# Data for this exercise start
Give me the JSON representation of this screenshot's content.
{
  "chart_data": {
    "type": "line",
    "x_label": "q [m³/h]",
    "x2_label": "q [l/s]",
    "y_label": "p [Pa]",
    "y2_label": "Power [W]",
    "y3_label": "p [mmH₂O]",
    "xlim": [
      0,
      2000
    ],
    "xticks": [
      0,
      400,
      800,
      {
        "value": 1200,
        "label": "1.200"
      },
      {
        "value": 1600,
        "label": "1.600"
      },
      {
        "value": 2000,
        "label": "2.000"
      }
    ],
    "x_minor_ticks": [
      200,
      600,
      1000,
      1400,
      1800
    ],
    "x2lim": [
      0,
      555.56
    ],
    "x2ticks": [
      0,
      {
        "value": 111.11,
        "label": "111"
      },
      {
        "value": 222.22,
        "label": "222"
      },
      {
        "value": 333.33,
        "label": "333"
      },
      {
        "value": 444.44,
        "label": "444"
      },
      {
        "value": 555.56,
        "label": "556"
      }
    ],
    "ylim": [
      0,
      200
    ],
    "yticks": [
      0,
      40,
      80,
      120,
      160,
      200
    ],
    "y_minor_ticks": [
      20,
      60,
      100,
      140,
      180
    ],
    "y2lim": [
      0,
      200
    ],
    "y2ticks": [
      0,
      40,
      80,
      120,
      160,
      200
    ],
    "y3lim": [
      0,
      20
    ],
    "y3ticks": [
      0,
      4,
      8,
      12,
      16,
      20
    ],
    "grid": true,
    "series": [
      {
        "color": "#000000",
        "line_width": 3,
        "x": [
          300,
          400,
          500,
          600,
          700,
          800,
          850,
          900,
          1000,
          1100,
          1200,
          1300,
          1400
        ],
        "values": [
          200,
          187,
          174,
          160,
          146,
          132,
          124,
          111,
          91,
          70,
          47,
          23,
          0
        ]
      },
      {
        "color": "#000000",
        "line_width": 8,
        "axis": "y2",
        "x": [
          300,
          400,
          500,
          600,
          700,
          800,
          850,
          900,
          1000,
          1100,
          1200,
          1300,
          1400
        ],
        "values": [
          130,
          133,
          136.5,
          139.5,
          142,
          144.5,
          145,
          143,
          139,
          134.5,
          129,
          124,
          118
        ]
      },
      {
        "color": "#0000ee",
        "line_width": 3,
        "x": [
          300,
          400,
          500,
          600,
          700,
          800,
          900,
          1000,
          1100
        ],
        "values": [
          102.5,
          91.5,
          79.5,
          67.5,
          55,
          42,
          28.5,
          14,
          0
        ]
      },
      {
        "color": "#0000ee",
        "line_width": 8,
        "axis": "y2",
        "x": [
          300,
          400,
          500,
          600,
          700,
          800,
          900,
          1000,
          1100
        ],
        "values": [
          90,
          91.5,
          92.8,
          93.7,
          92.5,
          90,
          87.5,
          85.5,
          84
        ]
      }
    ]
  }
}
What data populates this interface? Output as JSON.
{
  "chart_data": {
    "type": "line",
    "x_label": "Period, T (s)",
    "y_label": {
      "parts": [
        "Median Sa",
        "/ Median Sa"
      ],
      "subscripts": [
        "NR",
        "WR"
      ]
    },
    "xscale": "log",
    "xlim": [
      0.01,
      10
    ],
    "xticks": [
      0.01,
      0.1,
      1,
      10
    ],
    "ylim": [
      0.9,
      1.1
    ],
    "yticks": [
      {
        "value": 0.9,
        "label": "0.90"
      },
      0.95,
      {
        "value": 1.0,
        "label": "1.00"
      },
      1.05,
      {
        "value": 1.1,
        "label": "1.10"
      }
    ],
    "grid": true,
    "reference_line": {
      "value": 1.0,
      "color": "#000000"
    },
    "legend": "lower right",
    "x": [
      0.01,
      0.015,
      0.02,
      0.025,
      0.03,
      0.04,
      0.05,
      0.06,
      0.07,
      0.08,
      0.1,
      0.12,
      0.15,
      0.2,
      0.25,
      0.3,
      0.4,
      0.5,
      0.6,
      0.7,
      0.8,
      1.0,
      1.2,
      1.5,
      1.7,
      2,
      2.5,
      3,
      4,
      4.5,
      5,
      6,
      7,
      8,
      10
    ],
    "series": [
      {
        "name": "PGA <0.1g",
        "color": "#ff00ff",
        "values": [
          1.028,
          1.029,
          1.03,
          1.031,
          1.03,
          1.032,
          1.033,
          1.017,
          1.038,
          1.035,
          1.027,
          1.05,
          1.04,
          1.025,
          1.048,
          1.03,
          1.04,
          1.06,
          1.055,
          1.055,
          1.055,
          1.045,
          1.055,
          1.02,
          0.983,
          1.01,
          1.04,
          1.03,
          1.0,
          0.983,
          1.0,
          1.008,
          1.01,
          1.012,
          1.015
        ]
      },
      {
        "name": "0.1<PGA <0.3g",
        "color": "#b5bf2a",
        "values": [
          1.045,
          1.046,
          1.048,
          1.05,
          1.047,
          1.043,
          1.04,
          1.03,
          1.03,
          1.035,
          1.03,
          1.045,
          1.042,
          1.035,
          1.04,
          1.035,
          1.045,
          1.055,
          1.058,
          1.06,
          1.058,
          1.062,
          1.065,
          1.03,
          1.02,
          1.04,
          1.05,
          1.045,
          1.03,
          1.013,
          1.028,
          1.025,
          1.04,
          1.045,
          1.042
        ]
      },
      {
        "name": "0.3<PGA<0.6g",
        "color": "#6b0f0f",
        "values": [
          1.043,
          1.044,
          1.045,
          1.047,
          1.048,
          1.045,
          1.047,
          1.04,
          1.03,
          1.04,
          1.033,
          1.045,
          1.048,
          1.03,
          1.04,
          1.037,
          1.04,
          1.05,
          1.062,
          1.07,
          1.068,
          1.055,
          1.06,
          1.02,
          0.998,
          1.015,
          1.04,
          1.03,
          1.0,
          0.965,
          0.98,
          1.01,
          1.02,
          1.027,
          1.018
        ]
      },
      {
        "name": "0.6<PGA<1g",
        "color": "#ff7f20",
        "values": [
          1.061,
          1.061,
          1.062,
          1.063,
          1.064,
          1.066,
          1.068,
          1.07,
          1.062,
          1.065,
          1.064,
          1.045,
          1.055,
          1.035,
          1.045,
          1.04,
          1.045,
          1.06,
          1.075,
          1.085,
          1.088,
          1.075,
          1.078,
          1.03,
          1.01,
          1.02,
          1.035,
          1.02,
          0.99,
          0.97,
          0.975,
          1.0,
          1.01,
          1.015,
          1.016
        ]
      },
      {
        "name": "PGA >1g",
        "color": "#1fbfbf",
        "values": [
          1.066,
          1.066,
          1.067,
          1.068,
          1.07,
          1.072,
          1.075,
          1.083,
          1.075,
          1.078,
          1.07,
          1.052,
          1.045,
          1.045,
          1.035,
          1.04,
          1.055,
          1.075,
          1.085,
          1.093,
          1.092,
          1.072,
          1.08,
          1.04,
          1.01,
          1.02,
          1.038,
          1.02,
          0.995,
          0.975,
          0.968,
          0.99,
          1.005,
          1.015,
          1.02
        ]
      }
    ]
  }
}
# Data for this exercise end
Every record should be given again exactly.

Give me the JSON representation of this screenshot's content.
{
  "chart_data": {
    "type": "line",
    "x_label": "q [m³/h]",
    "x2_label": "q [l/s]",
    "y_label": "p [Pa]",
    "y2_label": "Power [W]",
    "y3_label": "p [mmH₂O]",
    "xlim": [
      0,
      2000
    ],
    "xticks": [
      0,
      400,
      800,
      {
        "value": 1200,
        "label": "1.200"
      },
      {
        "value": 1600,
        "label": "1.600"
      },
      {
        "value": 2000,
        "label": "2.000"
      }
    ],
    "x_minor_ticks": [
      200,
      600,
      1000,
      1400,
      1800
    ],
    "x2lim": [
      0,
      555.56
    ],
    "x2ticks": [
      0,
      {
        "value": 111.11,
        "label": "111"
      },
      {
        "value": 222.22,
        "label": "222"
      },
      {
        "value": 333.33,
        "label": "333"
      },
      {
        "value": 444.44,
        "label": "444"
      },
      {
        "value": 555.56,
        "label": "556"
      }
    ],
    "ylim": [
      0,
      200
    ],
    "yticks": [
      0,
      40,
      80,
      120,
      160,
      200
    ],
    "y_minor_ticks": [
      20,
      60,
      100,
      140,
      180
    ],
    "y2lim": [
      0,
      200
    ],
    "y2ticks": [
      0,
      40,
      80,
      120,
      160,
      200
    ],
    "y3lim": [
      0,
      20
    ],
    "y3ticks": [
      0,
      4,
      8,
      12,
      16,
      20
    ],
    "grid": true,
    "series": [
      {
        "color": "#000000",
        "line_width": 3,
        "x": [
          300,
          400,
          500,
          600,
          700,
          800,
          850,
          900,
          1000,
          1100,
          1200,
          1300,
          1400
        ],
        "values": [
          200,
          187,
          174,
          160,
          146,
          132,
          124,
          111,
          91,
          70,
          47,
          23,
          0
        ]
      },
      {
        "color": "#000000",
        "line_width": 8,
        "axis": "y2",
        "x": [
          300,
          400,
          500,
          600,
          700,
          800,
          850,
          900,
          1000,
          1100,
          1200,
          1300,
          1400
        ],
        "values": [
          130,
          133,
          136.5,
          139.5,
          142,
          144.5,
          145,
          143,
          139,
          134.5,
          129,
          124,
          118
        ]
      },
      {
        "color": "#0000ee",
        "line_width": 3,
        "x": [
          300,
          400,
          500,
          600,
          700,
          800,
          900,
          1000,
          1100
        ],
        "values": [
          102.5,
          91.5,
          79.5,
          67.5,
          55,
          42,
          28.5,
          14,
          0
        ]
      },
      {
        "color": "#0000ee",
        "line_width": 8,
        "axis": "y2",
        "x": [
          300,
          400,
          500,
          600,
          700,
          800,
          900,
          1000,
          1100
        ],
        "values": [
          90,
          91.5,
          92.8,
          93.7,
          92.5,
          90,
          87.5,
          85.5,
          84
        ]
      }
    ]
  }
}
What data populates this interface? Output as JSON.
{
  "chart_data": {
    "type": "line",
    "x_label": "Period, T (s)",
    "y_label": {
      "parts": [
        "Median Sa",
        "/ Median Sa"
      ],
      "subscripts": [
        "NR",
        "WR"
      ]
    },
    "xscale": "log",
    "xlim": [
      0.01,
      10
    ],
    "xticks": [
      0.01,
      0.1,
      1,
      10
    ],
    "ylim": [
      0.9,
      1.1
    ],
    "yticks": [
      {
        "value": 0.9,
        "label": "0.90"
      },
      0.95,
      {
        "value": 1.0,
        "label": "1.00"
      },
      1.05,
      {
        "value": 1.1,
        "label": "1.10"
      }
    ],
    "grid": true,
    "reference_line": {
      "value": 1.0,
      "color": "#000000"
    },
    "legend": "lower right",
    "x": [
      0.01,
      0.015,
      0.02,
      0.025,
      0.03,
      0.04,
      0.05,
      0.06,
      0.07,
      0.08,
      0.1,
      0.12,
      0.15,
      0.2,
      0.25,
      0.3,
      0.4,
      0.5,
      0.6,
      0.7,
      0.8,
      1.0,
      1.2,
      1.5,
      1.7,
      2,
      2.5,
      3,
      4,
      4.5,
      5,
      6,
      7,
      8,
      10
    ],
    "series": [
      {
        "name": "PGA <0.1g",
        "color": "#ff00ff",
        "values": [
          1.028,
          1.029,
          1.03,
          1.031,
          1.03,
          1.032,
          1.033,
          1.017,
          1.038,
          1.035,
          1.027,
          1.05,
          1.04,
          1.025,
          1.048,
          1.03,
          1.04,
          1.06,
          1.055,
          1.055,
          1.055,
          1.045,
          1.055,
          1.02,
          0.983,
          1.01,
          1.04,
          1.03,
          1.0,
          0.983,
          1.0,
          1.008,
          1.01,
          1.012,
          1.015
        ]
      },
      {
        "name": "0.1<PGA <0.3g",
        "color": "#b5bf2a",
        "values": [
          1.045,
          1.046,
          1.048,
          1.05,
          1.047,
          1.043,
          1.04,
          1.03,
          1.03,
          1.035,
          1.03,
          1.045,
          1.042,
          1.035,
          1.04,
          1.035,
          1.045,
          1.055,
          1.058,
          1.06,
          1.058,
          1.062,
          1.065,
          1.03,
          1.02,
          1.04,
          1.05,
          1.045,
          1.03,
          1.013,
          1.028,
          1.025,
          1.04,
          1.045,
          1.042
        ]
      },
      {
        "name": "0.3<PGA<0.6g",
        "color": "#6b0f0f",
        "values": [
          1.043,
          1.044,
          1.045,
          1.047,
          1.048,
          1.045,
          1.047,
          1.04,
          1.03,
          1.04,
          1.033,
          1.045,
          1.048,
          1.03,
          1.04,
          1.037,
          1.04,
          1.05,
          1.062,
          1.07,
          1.068,
          1.055,
          1.06,
          1.02,
          0.998,
          1.015,
          1.04,
          1.03,
          1.0,
          0.965,
          0.98,
          1.01,
          1.02,
          1.027,
          1.018
        ]
      },
      {
        "name": "0.6<PGA<1g",
        "color": "#ff7f20",
        "values": [
          1.061,
          1.061,
          1.062,
          1.063,
          1.064,
          1.066,
          1.068,
          1.07,
          1.062,
          1.065,
          1.064,
          1.045,
          1.055,
          1.035,
          1.045,
          1.04,
          1.045,
          1.06,
          1.075,
          1.085,
          1.088,
          1.075,
          1.078,
          1.03,
          1.01,
          1.02,
          1.035,
          1.02,
          0.99,
          0.97,
          0.975,
          1.0,
          1.01,
          1.015,
          1.016
        ]
      },
      {
        "name": "PGA >1g",
        "color": "#1fbfbf",
        "values": [
          1.066,
          1.066,
          1.067,
          1.068,
          1.07,
          1.072,
          1.075,
          1.083,
          1.075,
          1.078,
          1.07,
          1.052,
          1.045,
          1.045,
          1.035,
          1.04,
          1.055,
          1.075,
          1.085,
          1.093,
          1.092,
          1.072,
          1.08,
          1.04,
          1.01,
          1.02,
          1.038,
          1.02,
          0.995,
          0.975,
          0.968,
          0.99,
          1.005,
          1.015,
          1.02
        ]
      }
    ]
  }
}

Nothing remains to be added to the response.